■ **DATA PROVIDED**:
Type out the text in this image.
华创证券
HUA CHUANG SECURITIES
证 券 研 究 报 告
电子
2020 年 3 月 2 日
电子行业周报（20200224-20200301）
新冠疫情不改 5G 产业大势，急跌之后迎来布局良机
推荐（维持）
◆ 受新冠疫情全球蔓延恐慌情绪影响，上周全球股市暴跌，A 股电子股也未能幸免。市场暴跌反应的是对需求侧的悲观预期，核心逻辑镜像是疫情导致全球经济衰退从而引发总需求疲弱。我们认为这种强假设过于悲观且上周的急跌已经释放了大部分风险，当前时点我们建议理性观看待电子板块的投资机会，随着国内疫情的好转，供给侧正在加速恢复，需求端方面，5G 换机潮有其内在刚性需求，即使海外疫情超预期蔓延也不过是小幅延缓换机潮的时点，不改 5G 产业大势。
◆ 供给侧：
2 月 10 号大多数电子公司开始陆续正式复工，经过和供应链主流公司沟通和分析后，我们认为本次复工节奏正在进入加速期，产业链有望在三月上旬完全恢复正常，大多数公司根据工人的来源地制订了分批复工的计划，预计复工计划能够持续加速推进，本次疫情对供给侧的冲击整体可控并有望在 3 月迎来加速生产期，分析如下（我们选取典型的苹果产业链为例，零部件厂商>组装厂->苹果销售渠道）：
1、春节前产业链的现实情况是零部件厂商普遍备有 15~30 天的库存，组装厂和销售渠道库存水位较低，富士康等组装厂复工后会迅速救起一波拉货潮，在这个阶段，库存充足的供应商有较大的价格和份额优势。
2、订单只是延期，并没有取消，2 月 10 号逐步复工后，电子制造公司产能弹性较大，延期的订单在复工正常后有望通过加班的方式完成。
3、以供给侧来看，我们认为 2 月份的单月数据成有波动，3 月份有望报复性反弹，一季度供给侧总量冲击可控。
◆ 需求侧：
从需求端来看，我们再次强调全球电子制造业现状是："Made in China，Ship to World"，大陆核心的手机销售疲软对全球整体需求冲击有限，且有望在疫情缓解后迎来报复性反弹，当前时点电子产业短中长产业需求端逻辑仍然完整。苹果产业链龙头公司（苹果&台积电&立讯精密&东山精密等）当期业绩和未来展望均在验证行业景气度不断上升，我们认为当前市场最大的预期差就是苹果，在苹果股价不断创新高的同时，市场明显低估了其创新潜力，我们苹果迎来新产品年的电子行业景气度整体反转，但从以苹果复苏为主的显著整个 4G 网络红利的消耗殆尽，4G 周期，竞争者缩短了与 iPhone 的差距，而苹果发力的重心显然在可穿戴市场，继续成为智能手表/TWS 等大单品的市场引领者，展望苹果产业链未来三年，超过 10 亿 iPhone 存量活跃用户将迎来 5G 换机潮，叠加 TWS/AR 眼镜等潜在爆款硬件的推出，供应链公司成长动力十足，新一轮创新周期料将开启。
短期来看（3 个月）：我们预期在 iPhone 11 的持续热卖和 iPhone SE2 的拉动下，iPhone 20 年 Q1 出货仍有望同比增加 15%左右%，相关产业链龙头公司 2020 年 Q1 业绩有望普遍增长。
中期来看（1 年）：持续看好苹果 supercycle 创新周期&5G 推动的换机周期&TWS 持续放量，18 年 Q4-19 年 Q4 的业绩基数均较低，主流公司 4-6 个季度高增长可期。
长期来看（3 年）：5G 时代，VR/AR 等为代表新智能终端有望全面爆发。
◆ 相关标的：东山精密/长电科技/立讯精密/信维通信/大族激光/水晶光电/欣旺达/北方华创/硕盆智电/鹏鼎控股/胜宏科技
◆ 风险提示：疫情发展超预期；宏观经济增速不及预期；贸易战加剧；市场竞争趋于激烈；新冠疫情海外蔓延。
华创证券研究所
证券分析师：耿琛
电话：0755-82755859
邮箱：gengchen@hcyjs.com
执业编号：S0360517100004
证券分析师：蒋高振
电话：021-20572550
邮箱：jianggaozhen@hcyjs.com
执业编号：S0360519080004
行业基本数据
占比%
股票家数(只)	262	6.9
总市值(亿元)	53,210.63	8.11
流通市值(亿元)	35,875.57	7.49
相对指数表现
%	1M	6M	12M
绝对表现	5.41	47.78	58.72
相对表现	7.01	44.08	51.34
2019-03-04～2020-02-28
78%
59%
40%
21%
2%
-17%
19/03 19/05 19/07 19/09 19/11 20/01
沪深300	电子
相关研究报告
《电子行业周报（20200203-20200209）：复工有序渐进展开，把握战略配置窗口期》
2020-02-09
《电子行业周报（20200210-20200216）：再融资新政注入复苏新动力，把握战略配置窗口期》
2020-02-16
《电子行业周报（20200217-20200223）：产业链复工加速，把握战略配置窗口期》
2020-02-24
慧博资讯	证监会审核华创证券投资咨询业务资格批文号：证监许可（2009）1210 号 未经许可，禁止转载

■ **DO THIS**:
Each record must be repeated exactly as it is.

■ **FULL RESPONSE**:
Type out the text in this image.
华创证券
HUA CHUANG SECURITIES
证 券 研 究 报 告
电子
2020 年 3 月 2 日
电子行业周报（20200224-20200301）
新冠疫情不改 5G 产业大势，急跌之后迎来布局良机
推荐（维持）
◆ 受新冠疫情全球蔓延恐慌情绪影响，上周全球股市暴跌，A 股电子股也未能幸免。市场暴跌反应的是对需求侧的悲观预期，核心逻辑镜像是疫情导致全球经济衰退从而引发总需求疲弱。我们认为这种强假设过于悲观且上周的急跌已经释放了大部分风险，当前时点我们建议理性观看待电子板块的投资机会，随着国内疫情的好转，供给侧正在加速恢复，需求端方面，5G 换机潮有其内在刚性需求，即使海外疫情超预期蔓延也不过是小幅延缓换机潮的时点，不改 5G 产业大势。
◆ 供给侧：
2 月 10 号大多数电子公司开始陆续正式复工，经过和供应链主流公司沟通和分析后，我们认为本次复工节奏正在进入加速期，产业链有望在三月上旬完全恢复正常，大多数公司根据工人的来源地制订了分批复工的计划，预计复工计划能够持续加速推进，本次疫情对供给侧的冲击整体可控并有望在 3 月迎来加速生产期，分析如下（我们选取典型的苹果产业链为例，零部件厂商>组装厂->苹果销售渠道）：
1、春节前产业链的现实情况是零部件厂商普遍备有 15~30 天的库存，组装厂和销售渠道库存水位较低，富士康等组装厂复工后会迅速救起一波拉货潮，在这个阶段，库存充足的供应商有较大的价格和份额优势。
2、订单只是延期，并没有取消，2 月 10 号逐步复工后，电子制造公司产能弹性较大，延期的订单在复工正常后有望通过加班的方式完成。
3、以供给侧来看，我们认为 2 月份的单月数据成有波动，3 月份有望报复性反弹，一季度供给侧总量冲击可控。
◆ 需求侧：
从需求端来看，我们再次强调全球电子制造业现状是："Made in China，Ship to World"，大陆核心的手机销售疲软对全球整体需求冲击有限，且有望在疫情缓解后迎来报复性反弹，当前时点电子产业短中长产业需求端逻辑仍然完整。苹果产业链龙头公司（苹果&台积电&立讯精密&东山精密等）当期业绩和未来展望均在验证行业景气度不断上升，我们认为当前市场最大的预期差就是苹果，在苹果股价不断创新高的同时，市场明显低估了其创新潜力，我们苹果迎来新产品年的电子行业景气度整体反转，但从以苹果复苏为主的显著整个 4G 网络红利的消耗殆尽，4G 周期，竞争者缩短了与 iPhone 的差距，而苹果发力的重心显然在可穿戴市场，继续成为智能手表/TWS 等大单品的市场引领者，展望苹果产业链未来三年，超过 10 亿 iPhone 存量活跃用户将迎来 5G 换机潮，叠加 TWS/AR 眼镜等潜在爆款硬件的推出，供应链公司成长动力十足，新一轮创新周期料将开启。
短期来看（3 个月）：我们预期在 iPhone 11 的持续热卖和 iPhone SE2 的拉动下，iPhone 20 年 Q1 出货仍有望同比增加 15%左右%，相关产业链龙头公司 2020 年 Q1 业绩有望普遍增长。
中期来看（1 年）：持续看好苹果 supercycle 创新周期&5G 推动的换机周期&TWS 持续放量，18 年 Q4-19 年 Q4 的业绩基数均较低，主流公司 4-6 个季度高增长可期。
长期来看（3 年）：5G 时代，VR/AR 等为代表新智能终端有望全面爆发。
◆ 相关标的：东山精密/长电科技/立讯精密/信维通信/大族激光/水晶光电/欣旺达/北方华创/硕盆智电/鹏鼎控股/胜宏科技
◆ 风险提示：疫情发展超预期；宏观经济增速不及预期；贸易战加剧；市场竞争趋于激烈；新冠疫情海外蔓延。
华创证券研究所
证券分析师：耿琛
电话：0755-82755859
邮箱：gengchen@hcyjs.com
执业编号：S0360517100004
证券分析师：蒋高振
电话：021-20572550
邮箱：jianggaozhen@hcyjs.com
执业编号：S0360519080004
行业基本数据
占比%
股票家数(只)	262	6.9
总市值(亿元)	53,210.63	8.11
流通市值(亿元)	35,875.57	7.49
相对指数表现
%	1M	6M	12M
绝对表现	5.41	47.78	58.72
相对表现	7.01	44.08	51.34
2019-03-04～2020-02-28
78%
59%
40%
21%
2%
-17%
19/03 19/05 19/07 19/09 19/11 20/01
沪深300	电子
相关研究报告
《电子行业周报（20200203-20200209）：复工有序渐进展开，把握战略配置窗口期》
2020-02-09
《电子行业周报（20200210-20200216）：再融资新政注入复苏新动力，把握战略配置窗口期》
2020-02-16
《电子行业周报（20200217-20200223）：产业链复工加速，把握战略配置窗口期》
2020-02-24
慧博资讯	证监会审核华创证券投资咨询业务资格批文号：证监许可（2009）1210 号 未经许可，禁止转载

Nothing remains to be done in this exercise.